Work required: Retype all of the listing exactly, passing over any picture you find.

Stored data:

>>>>>

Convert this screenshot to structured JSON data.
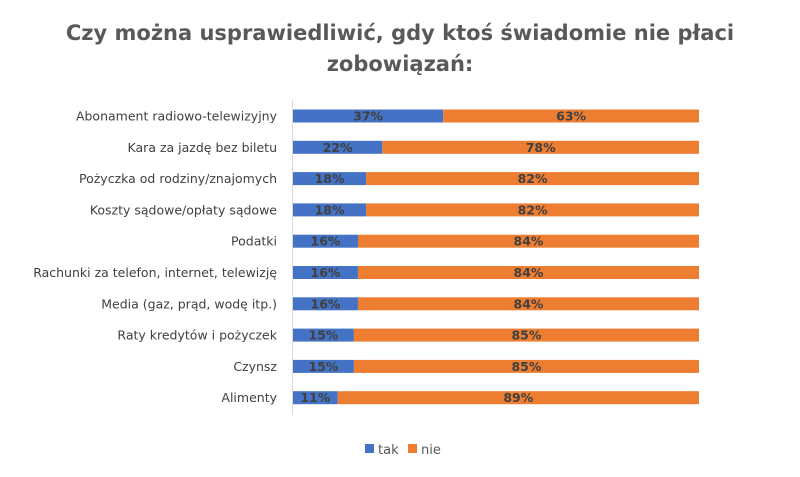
{
  "chart_data": {
    "type": "bar",
    "orientation": "horizontal",
    "stacked": "100%",
    "title": [
      "Czy można usprawiedliwić, gdy ktoś świadomie nie płaci",
      "zobowiązań:"
    ],
    "categories": [
      "Abonament radiowo-telewizyjny",
      "Kara za jazdę bez biletu",
      "Pożyczka od rodziny/znajomych",
      "Koszty sądowe/opłaty sądowe",
      "Podatki",
      "Rachunki za telefon, internet, telewizję",
      "Media (gaz, prąd, wodę itp.)",
      "Raty kredytów i pożyczek",
      "Czynsz",
      "Alimenty"
    ],
    "series": [
      {
        "name": "tak",
        "color": "#4472C4",
        "values": [
          37,
          22,
          18,
          18,
          16,
          16,
          16,
          15,
          15,
          11
        ]
      },
      {
        "name": "nie",
        "color": "#ED7D31",
        "values": [
          63,
          78,
          82,
          82,
          84,
          84,
          84,
          85,
          85,
          89
        ]
      }
    ],
    "data_label_suffix": "%",
    "xlim": [
      0,
      100
    ],
    "grid": false,
    "legend": "bottom"
  }
}
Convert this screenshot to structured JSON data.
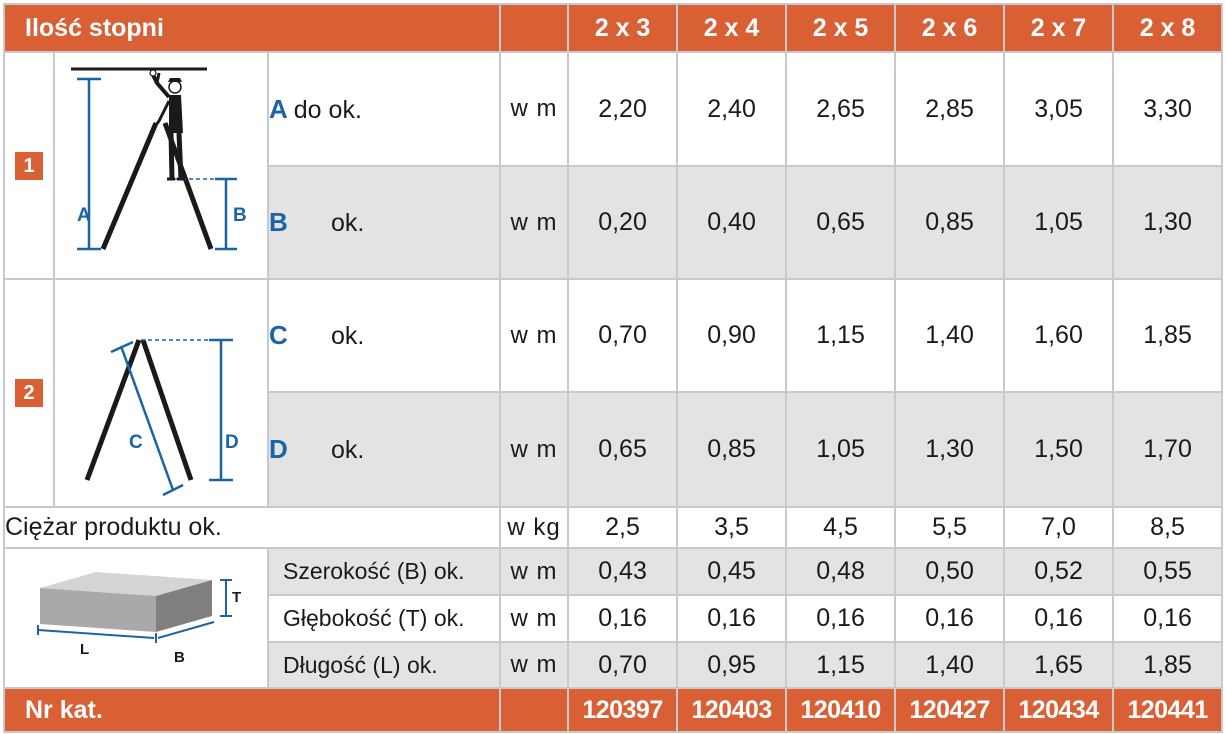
{
  "header": {
    "title": "Ilość stopni",
    "columns": [
      "2 x 3",
      "2 x 4",
      "2 x 5",
      "2 x 6",
      "2 x 7",
      "2 x 8"
    ]
  },
  "section1": {
    "badge": "1",
    "figure_labels": {
      "a": "A",
      "b": "B"
    },
    "rows": [
      {
        "letter": "A",
        "text": "do ok.",
        "unit": "w m",
        "values": [
          "2,20",
          "2,40",
          "2,65",
          "2,85",
          "3,05",
          "3,30"
        ]
      },
      {
        "letter": "B",
        "text": "ok.",
        "unit": "w m",
        "values": [
          "0,20",
          "0,40",
          "0,65",
          "0,85",
          "1,05",
          "1,30"
        ]
      }
    ]
  },
  "section2": {
    "badge": "2",
    "figure_labels": {
      "c": "C",
      "d": "D"
    },
    "rows": [
      {
        "letter": "C",
        "text": "ok.",
        "unit": "w m",
        "values": [
          "0,70",
          "0,90",
          "1,15",
          "1,40",
          "1,60",
          "1,85"
        ]
      },
      {
        "letter": "D",
        "text": "ok.",
        "unit": "w m",
        "values": [
          "0,65",
          "0,85",
          "1,05",
          "1,30",
          "1,50",
          "1,70"
        ]
      }
    ]
  },
  "weight": {
    "label": "Ciężar produktu ok.",
    "unit": "w kg",
    "values": [
      "2,5",
      "3,5",
      "4,5",
      "5,5",
      "7,0",
      "8,5"
    ]
  },
  "package": {
    "figure_labels": {
      "t": "T",
      "l": "L",
      "b": "B"
    },
    "rows": [
      {
        "label": "Szerokość (B) ok.",
        "unit": "w m",
        "values": [
          "0,43",
          "0,45",
          "0,48",
          "0,50",
          "0,52",
          "0,55"
        ]
      },
      {
        "label": "Głębokość (T) ok.",
        "unit": "w m",
        "values": [
          "0,16",
          "0,16",
          "0,16",
          "0,16",
          "0,16",
          "0,16"
        ]
      },
      {
        "label": "Długość (L) ok.",
        "unit": "w m",
        "values": [
          "0,70",
          "0,95",
          "1,15",
          "1,40",
          "1,65",
          "1,85"
        ]
      }
    ]
  },
  "footer": {
    "label": "Nr kat.",
    "values": [
      "120397",
      "120403",
      "120410",
      "120427",
      "120434",
      "120441"
    ]
  },
  "colors": {
    "accent": "#d95f35",
    "blue": "#1a64a6",
    "row_gray": "#e3e3e3",
    "grid": "#c9c9c9"
  }
}
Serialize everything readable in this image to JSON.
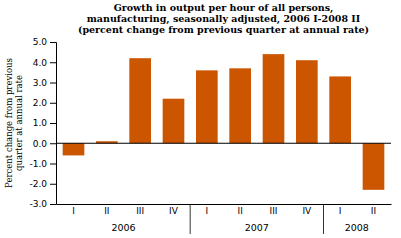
{
  "chart_data": {
    "type": "bar",
    "title": "Growth in output per hour of all persons,\nmanufacturing, seasonally adjusted, 2006 I-2008 II\n(percent change from previous quarter at annual rate)",
    "y_label": "Percent change from previous\nquarter at annual rate",
    "categories": [
      "I",
      "II",
      "III",
      "IV",
      "I",
      "II",
      "III",
      "IV",
      "I",
      "II"
    ],
    "groups": [
      {
        "label": "2006",
        "size": 4
      },
      {
        "label": "2007",
        "size": 4
      },
      {
        "label": "2008",
        "size": 2
      }
    ],
    "values": [
      -0.6,
      0.1,
      4.2,
      2.2,
      3.6,
      3.7,
      4.4,
      4.1,
      3.3,
      -2.3
    ],
    "color": "#CC5500",
    "ylim": [
      -3.0,
      5.0
    ],
    "yticks": [
      {
        "value": -3.0,
        "label": "-3.0"
      },
      {
        "value": -2.0,
        "label": "-2.0"
      },
      {
        "value": -1.0,
        "label": "-1.0"
      },
      {
        "value": 0.0,
        "label": "0.0"
      },
      {
        "value": 1.0,
        "label": "1.0"
      },
      {
        "value": 2.0,
        "label": "2.0"
      },
      {
        "value": 3.0,
        "label": "3.0"
      },
      {
        "value": 4.0,
        "label": "4.0"
      },
      {
        "value": 5.0,
        "label": "5.0"
      }
    ],
    "grid": false
  }
}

<<<<<

Result of the task:
Convert this screenshot to structured JSON data.
{
  "chart_data": {
    "type": "bar",
    "orientation": "horizontal",
    "stacked": "100%",
    "title": [
      "Czy można usprawiedliwić, gdy ktoś świadomie nie płaci",
      "zobowiązań:"
    ],
    "categories": [
      "Abonament radiowo-telewizyjny",
      "Kara za jazdę bez biletu",
      "Pożyczka od rodziny/znajomych",
      "Koszty sądowe/opłaty sądowe",
      "Podatki",
      "Rachunki za telefon, internet, telewizję",
      "Media (gaz, prąd, wodę itp.)",
      "Raty kredytów i pożyczek",
      "Czynsz",
      "Alimenty"
    ],
    "series": [
      {
        "name": "tak",
        "color": "#4472C4",
        "values": [
          37,
          22,
          18,
          18,
          16,
          16,
          16,
          15,
          15,
          11
        ]
      },
      {
        "name": "nie",
        "color": "#ED7D31",
        "values": [
          63,
          78,
          82,
          82,
          84,
          84,
          84,
          85,
          85,
          89
        ]
      }
    ],
    "data_label_suffix": "%",
    "xlim": [
      0,
      100
    ],
    "grid": false,
    "legend": "bottom"
  }
}
Convert this screenshot to structured JSON data.
{
  "header": {
    "title": "Ilość stopni",
    "columns": [
      "2 x 3",
      "2 x 4",
      "2 x 5",
      "2 x 6",
      "2 x 7",
      "2 x 8"
    ]
  },
  "section1": {
    "badge": "1",
    "figure_labels": {
      "a": "A",
      "b": "B"
    },
    "rows": [
      {
        "letter": "A",
        "text": "do ok.",
        "unit": "w m",
        "values": [
          "2,20",
          "2,40",
          "2,65",
          "2,85",
          "3,05",
          "3,30"
        ]
      },
      {
        "letter": "B",
        "text": "ok.",
        "unit": "w m",
        "values": [
          "0,20",
          "0,40",
          "0,65",
          "0,85",
          "1,05",
          "1,30"
        ]
      }
    ]
  },
  "section2": {
    "badge": "2",
    "figure_labels": {
      "c": "C",
      "d": "D"
    },
    "rows": [
      {
        "letter": "C",
        "text": "ok.",
        "unit": "w m",
        "values": [
          "0,70",
          "0,90",
          "1,15",
          "1,40",
          "1,60",
          "1,85"
        ]
      },
      {
        "letter": "D",
        "text": "ok.",
        "unit": "w m",
        "values": [
          "0,65",
          "0,85",
          "1,05",
          "1,30",
          "1,50",
          "1,70"
        ]
      }
    ]
  },
  "weight": {
    "label": "Ciężar produktu ok.",
    "unit": "w kg",
    "values": [
      "2,5",
      "3,5",
      "4,5",
      "5,5",
      "7,0",
      "8,5"
    ]
  },
  "package": {
    "figure_labels": {
      "t": "T",
      "l": "L",
      "b": "B"
    },
    "rows": [
      {
        "label": "Szerokość (B) ok.",
        "unit": "w m",
        "values": [
          "0,43",
          "0,45",
          "0,48",
          "0,50",
          "0,52",
          "0,55"
        ]
      },
      {
        "label": "Głębokość (T) ok.",
        "unit": "w m",
        "values": [
          "0,16",
          "0,16",
          "0,16",
          "0,16",
          "0,16",
          "0,16"
        ]
      },
      {
        "label": "Długość (L) ok.",
        "unit": "w m",
        "values": [
          "0,70",
          "0,95",
          "1,15",
          "1,40",
          "1,65",
          "1,85"
        ]
      }
    ]
  },
  "footer": {
    "label": "Nr kat.",
    "values": [
      "120397",
      "120403",
      "120410",
      "120427",
      "120434",
      "120441"
    ]
  },
  "colors": {
    "accent": "#d95f35",
    "blue": "#1a64a6",
    "row_gray": "#e3e3e3",
    "grid": "#c9c9c9"
  }
}
Serialize everything readable in this image to JSON.
{
  "chart_data": {
    "type": "bar",
    "title": "Growth in output per hour of all persons,\nmanufacturing, seasonally adjusted, 2006 I-2008 II\n(percent change from previous quarter at annual rate)",
    "y_label": "Percent change from previous\nquarter at annual rate",
    "categories": [
      "I",
      "II",
      "III",
      "IV",
      "I",
      "II",
      "III",
      "IV",
      "I",
      "II"
    ],
    "groups": [
      {
        "label": "2006",
        "size": 4
      },
      {
        "label": "2007",
        "size": 4
      },
      {
        "label": "2008",
        "size": 2
      }
    ],
    "values": [
      -0.6,
      0.1,
      4.2,
      2.2,
      3.6,
      3.7,
      4.4,
      4.1,
      3.3,
      -2.3
    ],
    "color": "#CC5500",
    "ylim": [
      -3.0,
      5.0
    ],
    "yticks": [
      {
        "value": -3.0,
        "label": "-3.0"
      },
      {
        "value": -2.0,
        "label": "-2.0"
      },
      {
        "value": -1.0,
        "label": "-1.0"
      },
      {
        "value": 0.0,
        "label": "0.0"
      },
      {
        "value": 1.0,
        "label": "1.0"
      },
      {
        "value": 2.0,
        "label": "2.0"
      },
      {
        "value": 3.0,
        "label": "3.0"
      },
      {
        "value": 4.0,
        "label": "4.0"
      },
      {
        "value": 5.0,
        "label": "5.0"
      }
    ],
    "grid": false
  }
}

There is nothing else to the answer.